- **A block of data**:
***
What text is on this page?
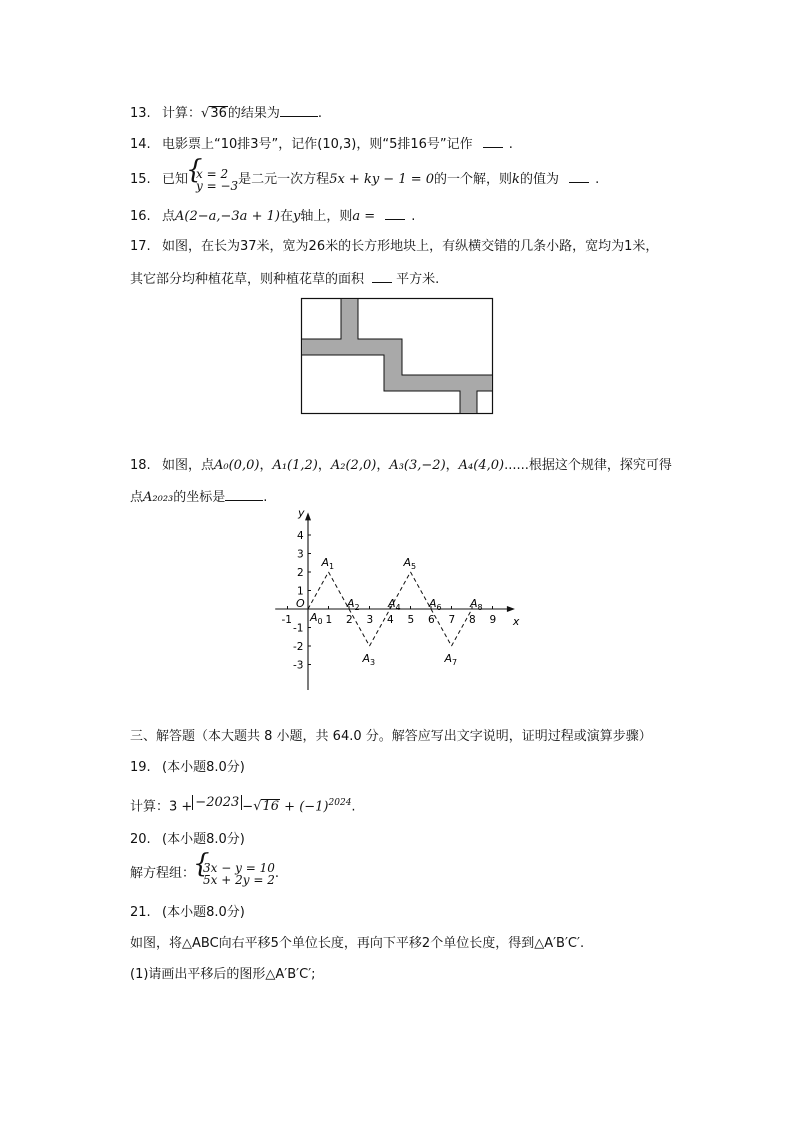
13. 计算：√36的结果为	.
14. 电影票上“10排3号”，记作(10,3)，则“5排16号”记作	.
15. 已知 { x = 2
y = −3 是二元一次方程5x + ky − 1 = 0的一个解，则k的值为	.
16. 点A(2−a,−3a + 1)在y轴上，则a =	.
17. 如图，在长为37米，宽为26米的长方形地块上，有纵横交错的几条小路，宽均为1米，
其它部分均种植花草，则种植花草的面积 平方米.
18. 如图，点A₀(0,0)，A₁(1,2)，A₂(2,0)，A₃(3,−2)，A₄(4,0)......根据这个规律，探究可得
点A₂₀₂₃的坐标是	.
x
y
O
-1	1 2 3 4 5 6 7 8 9
4
3
2
1
-1
-2
-3
$A_0$
$A_1$
$A_2$
$A_3$
$A_4$
$A_5$
$A_6$
$A_7$
$A_8$
三、解答题（本大题共 8 小题，共 64.0 分。解答应写出文字说明，证明过程或演算步骤）
19. (本小题8.0分)
计算：$3 + -2023 -√16 + (-1)^{2024}$.
20. (本小题8.0分)
解方程组： { 3x − y = 10
5x + 2y = 2 .
21. (本小题8.0分)
如图，将△ABC向右平移5个单位长度，再向下平移2个单位长度，得到△A′B′C′.
(1)请画出平移后的图形△A′B′C′;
***
- **What to produce**: Return each line from the material above exactly, but not the pictures.

- **Finished answer**:
What text is on this page?
13. 计算：√36的结果为	.
14. 电影票上“10排3号”，记作(10,3)，则“5排16号”记作	.
15. 已知 { x = 2
y = −3 是二元一次方程5x + ky − 1 = 0的一个解，则k的值为	.
16. 点A(2−a,−3a + 1)在y轴上，则a =	.
17. 如图，在长为37米，宽为26米的长方形地块上，有纵横交错的几条小路，宽均为1米，
其它部分均种植花草，则种植花草的面积 平方米.
18. 如图，点A₀(0,0)，A₁(1,2)，A₂(2,0)，A₃(3,−2)，A₄(4,0)......根据这个规律，探究可得
点A₂₀₂₃的坐标是	.
x
y
O
-1	1 2 3 4 5 6 7 8 9
4
3
2
1
-1
-2
-3
$A_0$
$A_1$
$A_2$
$A_3$
$A_4$
$A_5$
$A_6$
$A_7$
$A_8$
三、解答题（本大题共 8 小题，共 64.0 分。解答应写出文字说明，证明过程或演算步骤）
19. (本小题8.0分)
计算：$3 + -2023 -√16 + (-1)^{2024}$.
20. (本小题8.0分)
解方程组： { 3x − y = 10
5x + 2y = 2 .
21. (本小题8.0分)
如图，将△ABC向右平移5个单位长度，再向下平移2个单位长度，得到△A′B′C′.
(1)请画出平移后的图形△A′B′C′;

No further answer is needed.